* [INSTRUCTION]: Answer with a number only: how many lines of the data contain "true"?

⁂

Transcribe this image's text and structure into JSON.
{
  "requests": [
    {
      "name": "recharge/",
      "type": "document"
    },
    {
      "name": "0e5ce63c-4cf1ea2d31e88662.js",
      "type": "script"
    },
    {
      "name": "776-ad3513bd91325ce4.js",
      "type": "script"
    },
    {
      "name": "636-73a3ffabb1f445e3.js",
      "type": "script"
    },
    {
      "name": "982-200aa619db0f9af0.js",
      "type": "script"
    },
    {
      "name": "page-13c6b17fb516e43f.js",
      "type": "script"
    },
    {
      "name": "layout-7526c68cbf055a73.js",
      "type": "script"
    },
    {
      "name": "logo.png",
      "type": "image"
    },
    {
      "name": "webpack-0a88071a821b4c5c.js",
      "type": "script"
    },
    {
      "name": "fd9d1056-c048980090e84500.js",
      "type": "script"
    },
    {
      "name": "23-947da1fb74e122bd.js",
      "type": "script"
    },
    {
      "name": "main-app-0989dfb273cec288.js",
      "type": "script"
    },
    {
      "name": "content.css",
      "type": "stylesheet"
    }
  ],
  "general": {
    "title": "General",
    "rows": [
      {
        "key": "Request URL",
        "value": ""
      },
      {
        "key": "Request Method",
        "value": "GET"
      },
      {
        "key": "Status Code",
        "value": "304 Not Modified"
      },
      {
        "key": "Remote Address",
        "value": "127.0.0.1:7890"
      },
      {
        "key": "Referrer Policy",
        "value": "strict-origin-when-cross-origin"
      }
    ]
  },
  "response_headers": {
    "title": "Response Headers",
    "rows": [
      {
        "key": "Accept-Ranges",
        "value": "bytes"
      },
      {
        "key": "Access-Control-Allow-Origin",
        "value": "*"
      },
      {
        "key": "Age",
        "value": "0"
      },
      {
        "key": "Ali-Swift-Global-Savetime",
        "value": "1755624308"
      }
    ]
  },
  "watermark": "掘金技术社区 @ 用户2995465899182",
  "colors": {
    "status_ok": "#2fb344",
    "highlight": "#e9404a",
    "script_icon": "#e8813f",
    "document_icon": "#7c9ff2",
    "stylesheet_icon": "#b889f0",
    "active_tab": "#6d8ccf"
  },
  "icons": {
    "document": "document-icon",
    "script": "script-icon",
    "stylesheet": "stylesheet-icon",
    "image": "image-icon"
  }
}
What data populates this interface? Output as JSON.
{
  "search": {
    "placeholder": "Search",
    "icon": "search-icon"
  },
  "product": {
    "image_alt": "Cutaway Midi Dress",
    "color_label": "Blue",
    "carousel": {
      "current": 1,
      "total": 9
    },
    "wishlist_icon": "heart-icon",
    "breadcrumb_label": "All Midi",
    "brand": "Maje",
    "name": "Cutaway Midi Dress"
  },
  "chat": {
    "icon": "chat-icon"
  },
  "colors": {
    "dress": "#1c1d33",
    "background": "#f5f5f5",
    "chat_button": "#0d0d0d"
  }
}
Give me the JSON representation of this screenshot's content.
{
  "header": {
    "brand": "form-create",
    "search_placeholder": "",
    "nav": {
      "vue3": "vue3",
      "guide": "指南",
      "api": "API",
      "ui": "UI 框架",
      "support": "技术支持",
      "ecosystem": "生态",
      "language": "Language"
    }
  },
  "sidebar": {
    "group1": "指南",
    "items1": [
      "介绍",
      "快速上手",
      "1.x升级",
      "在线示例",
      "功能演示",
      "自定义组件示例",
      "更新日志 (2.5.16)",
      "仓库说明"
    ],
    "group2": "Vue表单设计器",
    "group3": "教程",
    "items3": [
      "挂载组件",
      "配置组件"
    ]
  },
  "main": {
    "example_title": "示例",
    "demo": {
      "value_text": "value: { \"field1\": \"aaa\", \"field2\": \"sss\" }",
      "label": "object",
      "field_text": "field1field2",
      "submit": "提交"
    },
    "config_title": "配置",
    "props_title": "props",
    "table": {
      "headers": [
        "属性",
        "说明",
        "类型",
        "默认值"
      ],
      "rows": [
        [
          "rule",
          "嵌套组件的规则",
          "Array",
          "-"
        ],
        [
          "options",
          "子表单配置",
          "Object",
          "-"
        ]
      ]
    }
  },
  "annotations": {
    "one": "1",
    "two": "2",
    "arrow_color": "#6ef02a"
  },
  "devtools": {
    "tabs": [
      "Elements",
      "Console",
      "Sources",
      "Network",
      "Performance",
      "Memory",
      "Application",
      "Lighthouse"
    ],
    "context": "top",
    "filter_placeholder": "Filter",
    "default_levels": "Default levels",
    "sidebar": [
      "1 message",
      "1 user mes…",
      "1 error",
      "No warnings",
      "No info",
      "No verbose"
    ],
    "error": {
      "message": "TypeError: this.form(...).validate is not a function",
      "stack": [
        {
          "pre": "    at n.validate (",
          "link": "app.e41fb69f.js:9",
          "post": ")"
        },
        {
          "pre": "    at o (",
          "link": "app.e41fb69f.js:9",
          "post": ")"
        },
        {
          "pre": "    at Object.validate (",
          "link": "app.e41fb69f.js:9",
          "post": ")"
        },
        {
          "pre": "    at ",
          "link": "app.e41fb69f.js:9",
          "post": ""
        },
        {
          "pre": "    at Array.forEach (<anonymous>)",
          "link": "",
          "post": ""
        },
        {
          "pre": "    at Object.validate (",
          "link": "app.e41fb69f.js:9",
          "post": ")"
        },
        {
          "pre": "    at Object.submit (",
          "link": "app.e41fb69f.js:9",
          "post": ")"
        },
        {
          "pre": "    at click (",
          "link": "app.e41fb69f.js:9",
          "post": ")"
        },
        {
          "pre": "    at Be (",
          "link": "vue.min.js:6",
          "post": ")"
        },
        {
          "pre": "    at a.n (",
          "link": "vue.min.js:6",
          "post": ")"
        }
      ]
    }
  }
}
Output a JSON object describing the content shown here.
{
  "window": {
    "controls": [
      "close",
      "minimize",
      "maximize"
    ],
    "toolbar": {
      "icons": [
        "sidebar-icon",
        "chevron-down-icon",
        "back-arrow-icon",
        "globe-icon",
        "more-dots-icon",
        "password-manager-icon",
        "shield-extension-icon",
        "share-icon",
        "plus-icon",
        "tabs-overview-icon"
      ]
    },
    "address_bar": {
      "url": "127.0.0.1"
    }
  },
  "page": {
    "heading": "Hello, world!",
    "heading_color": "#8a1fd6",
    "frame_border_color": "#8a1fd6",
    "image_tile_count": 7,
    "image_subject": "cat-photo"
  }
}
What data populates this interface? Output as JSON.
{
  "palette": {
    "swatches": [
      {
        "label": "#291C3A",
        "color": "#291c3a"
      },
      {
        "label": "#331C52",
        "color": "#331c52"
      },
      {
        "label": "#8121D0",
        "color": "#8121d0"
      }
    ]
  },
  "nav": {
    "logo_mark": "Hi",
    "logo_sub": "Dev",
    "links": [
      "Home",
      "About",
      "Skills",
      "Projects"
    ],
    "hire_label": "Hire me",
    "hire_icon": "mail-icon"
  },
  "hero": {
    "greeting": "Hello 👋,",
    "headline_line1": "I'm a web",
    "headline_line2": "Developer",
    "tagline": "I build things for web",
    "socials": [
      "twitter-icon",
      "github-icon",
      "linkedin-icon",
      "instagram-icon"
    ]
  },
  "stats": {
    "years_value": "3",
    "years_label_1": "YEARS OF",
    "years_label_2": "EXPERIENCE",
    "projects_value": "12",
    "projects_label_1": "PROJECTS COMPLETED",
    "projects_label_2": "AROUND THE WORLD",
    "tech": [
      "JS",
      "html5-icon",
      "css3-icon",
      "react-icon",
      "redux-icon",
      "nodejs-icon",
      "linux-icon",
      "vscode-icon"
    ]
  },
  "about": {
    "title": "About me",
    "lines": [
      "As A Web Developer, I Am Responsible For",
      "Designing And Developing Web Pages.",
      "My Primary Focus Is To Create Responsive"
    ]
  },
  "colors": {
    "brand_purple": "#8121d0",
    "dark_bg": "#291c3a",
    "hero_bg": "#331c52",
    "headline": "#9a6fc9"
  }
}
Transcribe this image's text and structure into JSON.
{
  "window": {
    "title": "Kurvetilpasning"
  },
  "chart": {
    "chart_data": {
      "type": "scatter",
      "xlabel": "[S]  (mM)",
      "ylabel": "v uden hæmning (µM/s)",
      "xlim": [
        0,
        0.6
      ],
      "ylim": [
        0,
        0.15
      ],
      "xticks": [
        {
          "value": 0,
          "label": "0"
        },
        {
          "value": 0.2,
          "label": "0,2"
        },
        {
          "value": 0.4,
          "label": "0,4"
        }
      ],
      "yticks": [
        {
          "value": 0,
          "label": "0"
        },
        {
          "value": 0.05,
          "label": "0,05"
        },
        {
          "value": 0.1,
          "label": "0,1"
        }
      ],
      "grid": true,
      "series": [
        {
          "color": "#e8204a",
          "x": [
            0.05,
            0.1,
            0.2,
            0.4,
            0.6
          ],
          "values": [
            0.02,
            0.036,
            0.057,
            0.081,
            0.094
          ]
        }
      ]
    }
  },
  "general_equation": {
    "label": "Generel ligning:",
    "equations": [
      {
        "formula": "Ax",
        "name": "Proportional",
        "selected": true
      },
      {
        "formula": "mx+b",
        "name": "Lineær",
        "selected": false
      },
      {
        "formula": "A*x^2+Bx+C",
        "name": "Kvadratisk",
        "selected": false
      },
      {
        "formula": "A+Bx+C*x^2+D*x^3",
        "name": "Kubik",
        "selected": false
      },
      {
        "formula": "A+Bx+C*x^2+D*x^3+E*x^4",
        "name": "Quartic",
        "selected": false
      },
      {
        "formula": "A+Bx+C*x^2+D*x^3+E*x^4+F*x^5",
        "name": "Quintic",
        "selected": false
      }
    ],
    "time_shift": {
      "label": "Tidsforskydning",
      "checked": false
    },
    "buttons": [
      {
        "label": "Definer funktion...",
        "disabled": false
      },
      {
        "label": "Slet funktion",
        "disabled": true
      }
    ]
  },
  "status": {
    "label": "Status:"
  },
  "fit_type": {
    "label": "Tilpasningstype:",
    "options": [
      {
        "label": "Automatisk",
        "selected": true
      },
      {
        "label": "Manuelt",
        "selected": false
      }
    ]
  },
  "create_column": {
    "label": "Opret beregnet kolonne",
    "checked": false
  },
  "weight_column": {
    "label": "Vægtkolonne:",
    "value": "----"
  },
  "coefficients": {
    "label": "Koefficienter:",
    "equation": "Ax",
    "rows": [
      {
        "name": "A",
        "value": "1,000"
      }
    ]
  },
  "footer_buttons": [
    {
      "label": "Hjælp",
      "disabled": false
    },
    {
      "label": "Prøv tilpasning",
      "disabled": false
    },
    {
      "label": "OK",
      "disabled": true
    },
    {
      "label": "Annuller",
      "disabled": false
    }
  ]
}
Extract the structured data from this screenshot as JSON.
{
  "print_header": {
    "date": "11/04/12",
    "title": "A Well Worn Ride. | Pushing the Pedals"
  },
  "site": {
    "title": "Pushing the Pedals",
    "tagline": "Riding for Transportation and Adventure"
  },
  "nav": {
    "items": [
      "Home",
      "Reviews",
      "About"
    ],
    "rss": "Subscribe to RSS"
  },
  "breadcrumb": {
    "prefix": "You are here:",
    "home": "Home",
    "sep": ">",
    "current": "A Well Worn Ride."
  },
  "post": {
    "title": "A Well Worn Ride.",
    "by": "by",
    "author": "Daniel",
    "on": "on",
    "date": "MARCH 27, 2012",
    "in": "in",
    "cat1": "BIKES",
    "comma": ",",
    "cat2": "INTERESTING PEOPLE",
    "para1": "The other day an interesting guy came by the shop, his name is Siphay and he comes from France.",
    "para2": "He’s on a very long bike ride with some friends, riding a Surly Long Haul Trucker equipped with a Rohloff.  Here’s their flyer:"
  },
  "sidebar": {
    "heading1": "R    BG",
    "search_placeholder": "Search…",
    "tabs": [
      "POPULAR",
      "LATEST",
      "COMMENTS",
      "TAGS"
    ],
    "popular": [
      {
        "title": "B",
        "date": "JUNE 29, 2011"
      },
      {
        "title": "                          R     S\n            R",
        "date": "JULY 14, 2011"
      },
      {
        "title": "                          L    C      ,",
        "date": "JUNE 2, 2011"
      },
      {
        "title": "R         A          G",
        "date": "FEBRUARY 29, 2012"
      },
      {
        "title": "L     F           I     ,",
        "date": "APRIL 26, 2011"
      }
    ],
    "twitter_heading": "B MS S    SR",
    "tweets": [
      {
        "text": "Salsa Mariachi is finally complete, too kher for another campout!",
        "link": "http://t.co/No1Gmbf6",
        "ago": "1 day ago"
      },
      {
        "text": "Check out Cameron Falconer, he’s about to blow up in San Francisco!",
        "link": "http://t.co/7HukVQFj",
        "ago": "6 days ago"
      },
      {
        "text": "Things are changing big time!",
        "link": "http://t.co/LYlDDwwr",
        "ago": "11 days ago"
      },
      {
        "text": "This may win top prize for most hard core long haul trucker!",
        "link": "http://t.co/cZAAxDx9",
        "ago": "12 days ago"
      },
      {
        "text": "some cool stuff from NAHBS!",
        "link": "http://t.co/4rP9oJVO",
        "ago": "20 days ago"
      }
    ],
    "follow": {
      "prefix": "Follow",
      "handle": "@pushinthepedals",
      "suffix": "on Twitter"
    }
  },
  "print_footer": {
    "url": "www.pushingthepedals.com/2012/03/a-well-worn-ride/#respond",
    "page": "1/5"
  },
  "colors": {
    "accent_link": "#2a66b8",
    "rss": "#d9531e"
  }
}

⁂

* [RESULT FOR THIS EXERCISE]: 5